Exercise requirements: Lines that contain the string "title" are to be copied; leave out all others.

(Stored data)

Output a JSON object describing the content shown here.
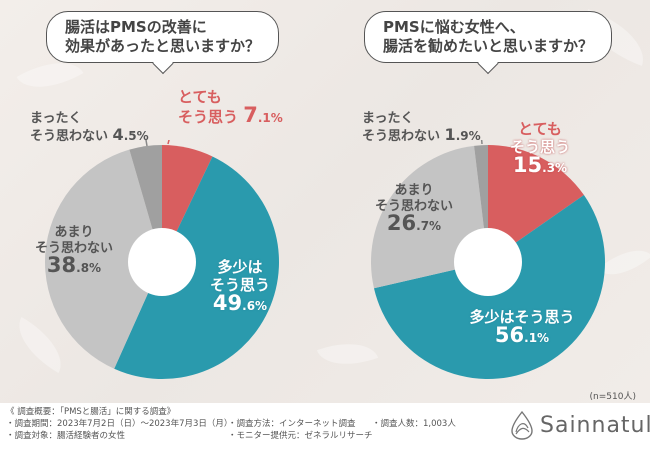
{
  "chart_data": [
    {
      "type": "pie",
      "title": "腸活はPMSの改善に効果があったと思いますか？",
      "categories": [
        "とてもそう思う",
        "多少はそう思う",
        "あまりそう思わない",
        "まったくそう思わない"
      ],
      "values": [
        7.1,
        49.6,
        38.8,
        4.5
      ],
      "colors": [
        "#d85e5f",
        "#2a9aad",
        "#c4c4c4",
        "#a0a0a0"
      ]
    },
    {
      "type": "pie",
      "title": "PMSに悩む女性へ、腸活を勧めたいと思いますか？",
      "categories": [
        "とてもそう思う",
        "多少はそう思う",
        "あまりそう思わない",
        "まったくそう思わない"
      ],
      "values": [
        15.3,
        56.1,
        26.7,
        1.9
      ],
      "colors": [
        "#d85e5f",
        "#2a9aad",
        "#c4c4c4",
        "#a0a0a0"
      ],
      "note": "(n=510人)"
    }
  ],
  "left": {
    "q1": "腸活はPMSの改善に",
    "q2": "効果があったと思いますか？",
    "very": {
      "l1": "とても",
      "l2": "そう思う",
      "num": "7",
      "dec": ".1%"
    },
    "some": {
      "l1": "多少は",
      "l2": "そう思う",
      "num": "49",
      "dec": ".6%"
    },
    "notmuch": {
      "l1": "あまり",
      "l2": "そう思わない",
      "num": "38",
      "dec": ".8%"
    },
    "notatall": {
      "l1": "まったく",
      "l2": "そう思わない",
      "num": "4",
      "dec": ".5%"
    }
  },
  "right": {
    "q1": "PMSに悩む女性へ、",
    "q2": "腸活を勧めたいと思いますか？",
    "very": {
      "l1": "とても",
      "l2": "そう思う",
      "num": "15",
      "dec": ".3%"
    },
    "some": {
      "l1": "多少はそう思う",
      "num": "56",
      "dec": ".1%"
    },
    "notmuch": {
      "l1": "あまり",
      "l2": "そう思わない",
      "num": "26",
      "dec": ".7%"
    },
    "notatall": {
      "l1": "まったく",
      "l2": "そう思わない",
      "num": "1",
      "dec": ".9%"
    },
    "n": "(n=510人)"
  },
  "footer": {
    "summary": "《 調査概要：「PMSと腸活」に関する調査》",
    "period": "・調査期間：2023年7月2日（日）～2023年7月3日（月）",
    "target": "・調査対象：腸活経験者の女性",
    "method": "・調査方法：インターネット調査",
    "provider": "・モニター提供元：ゼネラルリサーチ",
    "count": "・調査人数：1,003人"
  },
  "brand": {
    "name": "Sainnatul"
  }
}
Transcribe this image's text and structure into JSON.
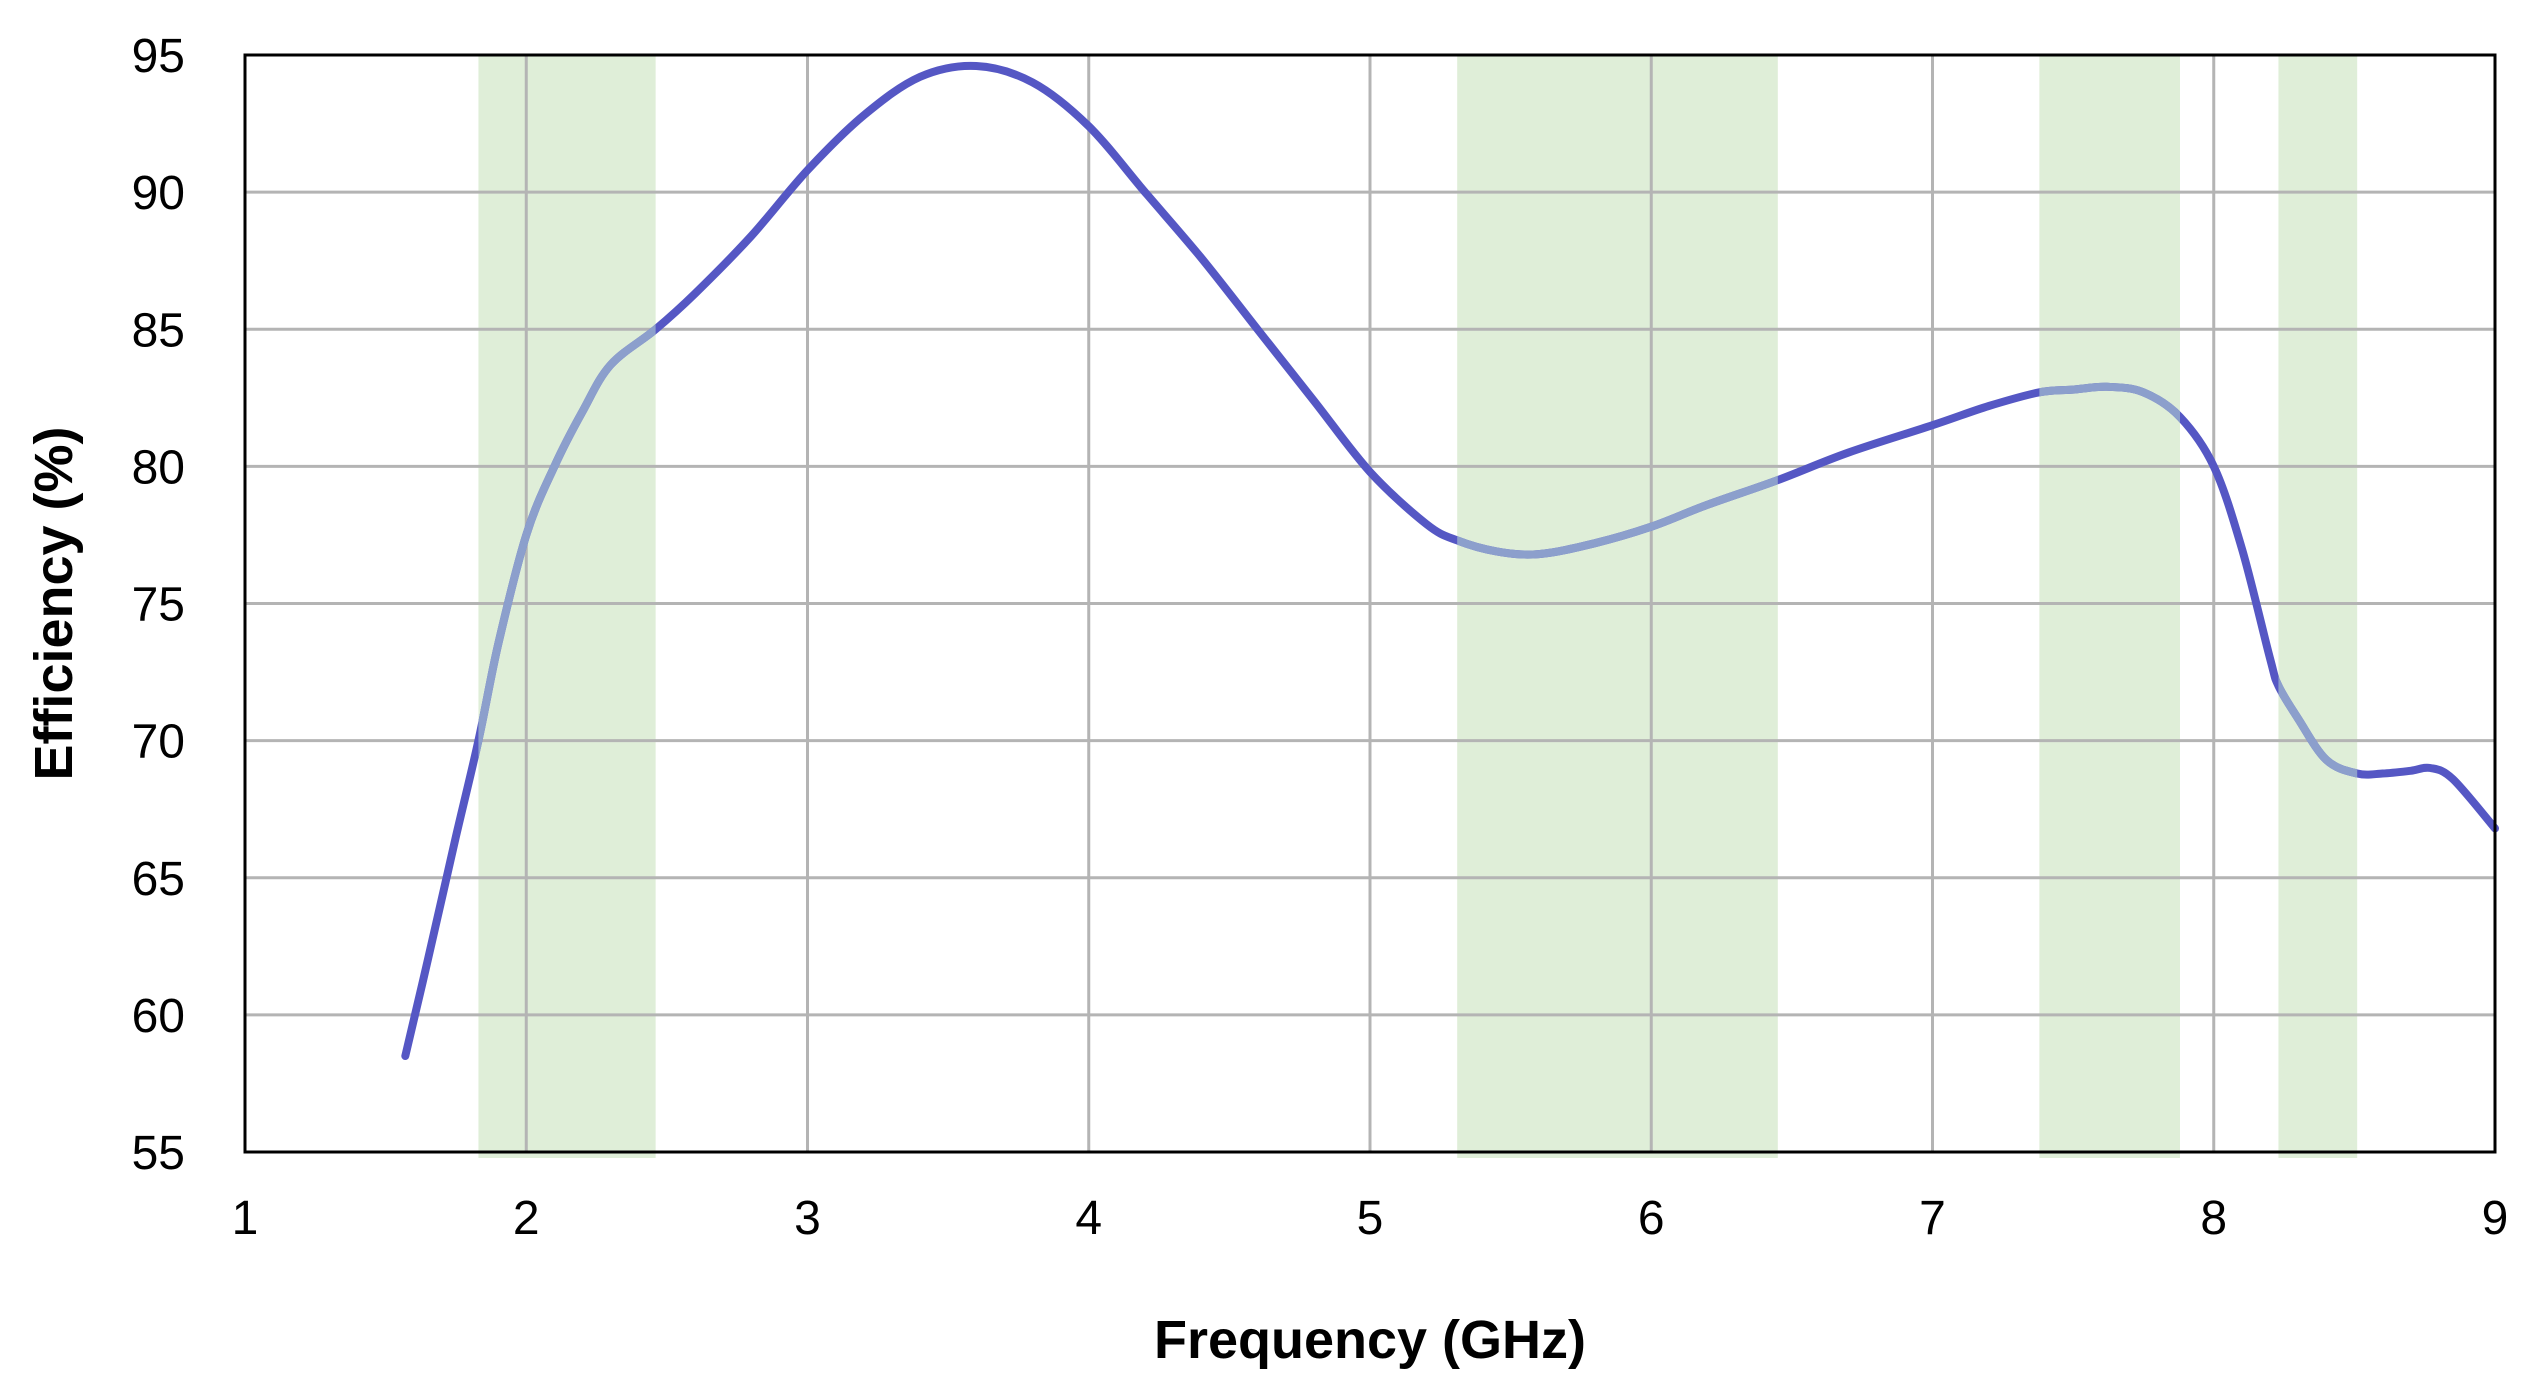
{
  "chart_data": {
    "type": "line",
    "title": "",
    "xlabel": "Frequency (GHz)",
    "ylabel": "Efficiency  (%)",
    "xlim": [
      1,
      9
    ],
    "ylim": [
      55,
      95
    ],
    "xticks": [
      1,
      2,
      3,
      4,
      5,
      6,
      7,
      8,
      9
    ],
    "yticks": [
      55,
      60,
      65,
      70,
      75,
      80,
      85,
      90,
      95
    ],
    "grid": true,
    "legend": "none",
    "highlight_bands": [
      {
        "from": 1.83,
        "to": 2.46
      },
      {
        "from": 5.31,
        "to": 6.45
      },
      {
        "from": 7.38,
        "to": 7.88
      },
      {
        "from": 8.23,
        "to": 8.51
      }
    ],
    "colors": {
      "line": "#5557c4",
      "line_in_band": "#8c9fcc",
      "band": "#dfeed8",
      "grid": "#b4b4b4",
      "frame": "#000000"
    },
    "series": [
      {
        "x": [
          1.57,
          1.65,
          1.75,
          1.83,
          1.9,
          2.0,
          2.1,
          2.2,
          2.3,
          2.46,
          2.6,
          2.8,
          3.0,
          3.2,
          3.4,
          3.6,
          3.8,
          4.0,
          4.2,
          4.4,
          4.6,
          4.8,
          5.0,
          5.2,
          5.31,
          5.45,
          5.6,
          5.8,
          6.0,
          6.2,
          6.45,
          6.7,
          7.0,
          7.2,
          7.38,
          7.5,
          7.62,
          7.75,
          7.88,
          8.0,
          8.1,
          8.2,
          8.23,
          8.3,
          8.4,
          8.51,
          8.6,
          8.7,
          8.77,
          8.85,
          9.0
        ],
        "y": [
          58.5,
          62.0,
          66.5,
          70.0,
          73.5,
          77.5,
          80.0,
          82.0,
          83.7,
          85.0,
          86.3,
          88.4,
          90.8,
          92.8,
          94.2,
          94.6,
          94.0,
          92.4,
          90.0,
          87.6,
          85.0,
          82.4,
          79.8,
          77.9,
          77.3,
          76.9,
          76.8,
          77.2,
          77.8,
          78.6,
          79.5,
          80.5,
          81.5,
          82.2,
          82.7,
          82.8,
          82.9,
          82.7,
          81.8,
          80.0,
          77.0,
          73.0,
          72.0,
          70.8,
          69.3,
          68.8,
          68.8,
          68.9,
          69.0,
          68.6,
          66.8
        ]
      }
    ]
  }
}
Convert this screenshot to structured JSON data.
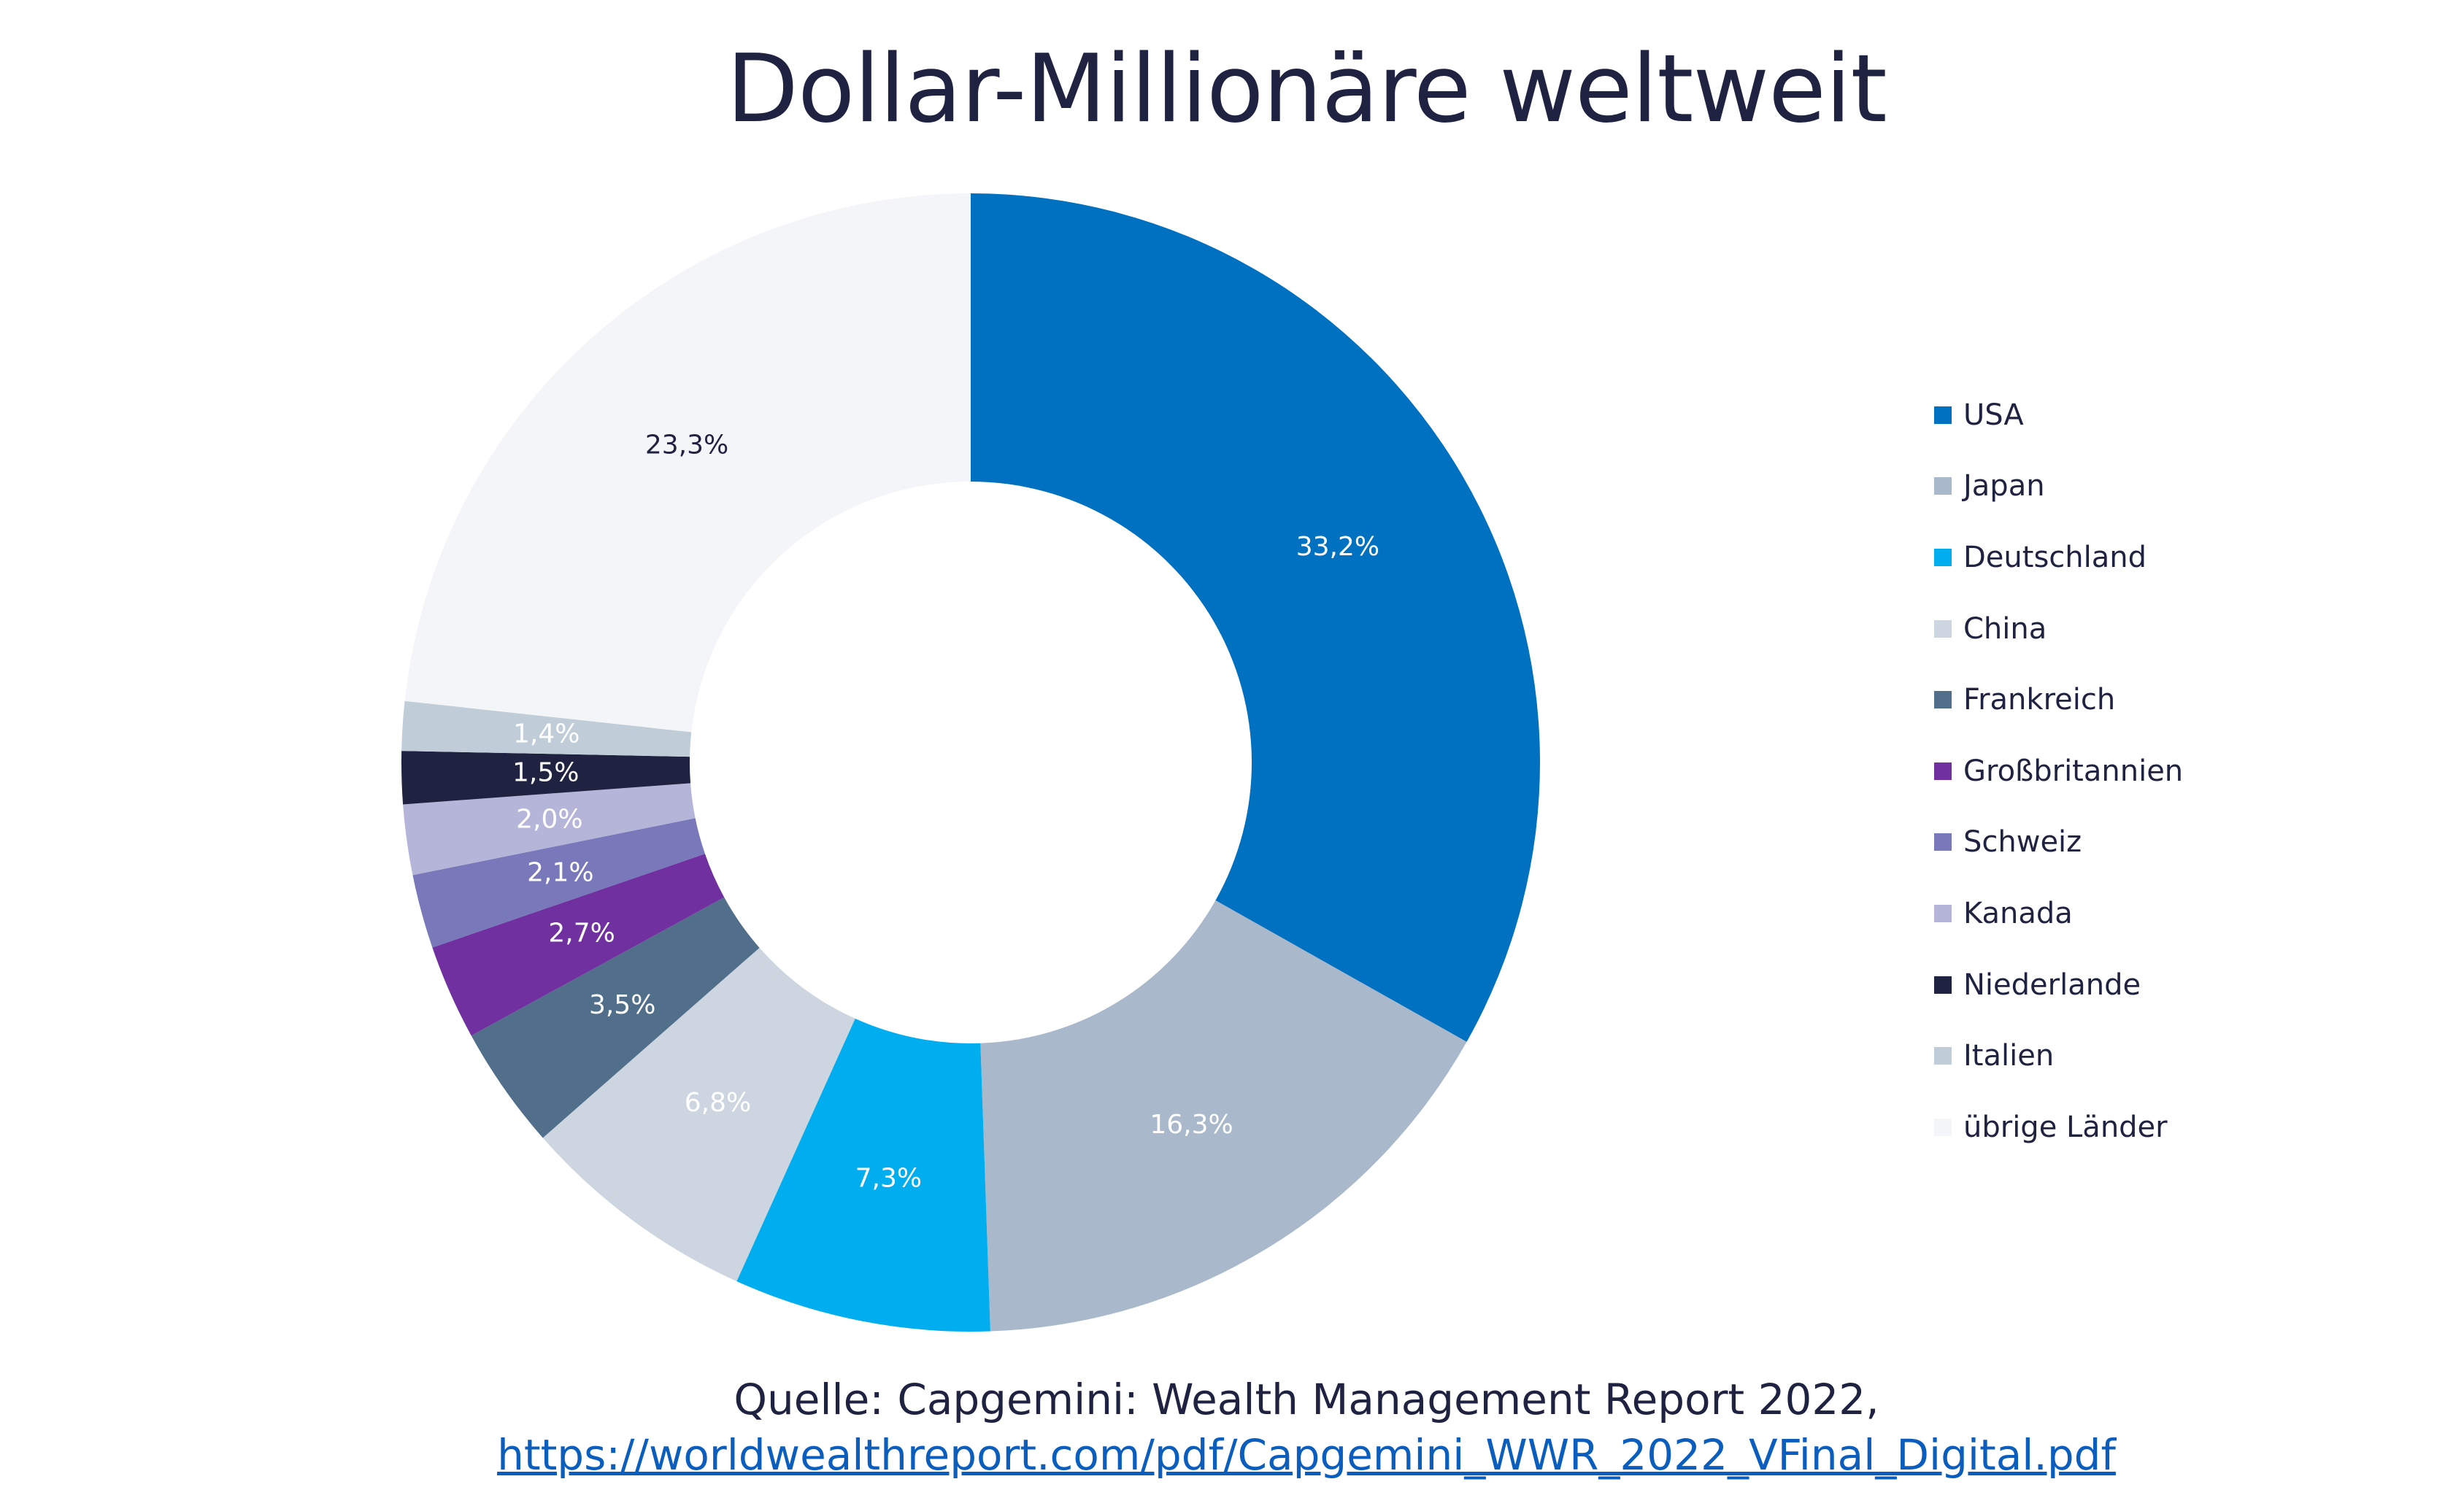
{
  "chart_data": {
    "type": "pie",
    "title": "Dollar-Millionäre weltweit",
    "donut": true,
    "legend_position": "right",
    "series": [
      {
        "name": "USA",
        "value": 33.2,
        "label": "33,2%",
        "color": "#0070c0",
        "label_color": "#ffffff"
      },
      {
        "name": "Japan",
        "value": 16.3,
        "label": "16,3%",
        "color": "#a9b8cb",
        "label_color": "#ffffff"
      },
      {
        "name": "Deutschland",
        "value": 7.3,
        "label": "7,3%",
        "color": "#00aeef",
        "label_color": "#ffffff"
      },
      {
        "name": "China",
        "value": 6.8,
        "label": "6,8%",
        "color": "#ccd5e0",
        "label_color": "#ffffff"
      },
      {
        "name": "Frankreich",
        "value": 3.5,
        "label": "3,5%",
        "color": "#516e8a",
        "label_color": "#ffffff"
      },
      {
        "name": "Großbritannien",
        "value": 2.7,
        "label": "2,7%",
        "color": "#7030a0",
        "label_color": "#ffffff"
      },
      {
        "name": "Schweiz",
        "value": 2.1,
        "label": "2,1%",
        "color": "#7878ba",
        "label_color": "#ffffff"
      },
      {
        "name": "Kanada",
        "value": 2.0,
        "label": "2,0%",
        "color": "#b5b5da",
        "label_color": "#ffffff"
      },
      {
        "name": "Niederlande",
        "value": 1.5,
        "label": "1,5%",
        "color": "#1f2240",
        "label_color": "#ffffff"
      },
      {
        "name": "Italien",
        "value": 1.4,
        "label": "1,4%",
        "color": "#c0ccd8",
        "label_color": "#ffffff"
      },
      {
        "name": "übrige Länder",
        "value": 23.3,
        "label": "23,3%",
        "color": "#f4f5f8",
        "label_color": "#1f2240"
      }
    ]
  },
  "source": {
    "text": "Quelle: Capgemini: Wealth Management Report 2022,",
    "url": "https://worldwealthreport.com/pdf/Capgemini_WWR_2022_VFinal_Digital.pdf"
  }
}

Result:
      "title": "腸活はPMSの改善に効果があったと思いますか？",
      "title": "PMSに悩む女性へ、腸活を勧めたいと思いますか？",
    "title": "",
    "title": "Dollar-Millionäre weltweit",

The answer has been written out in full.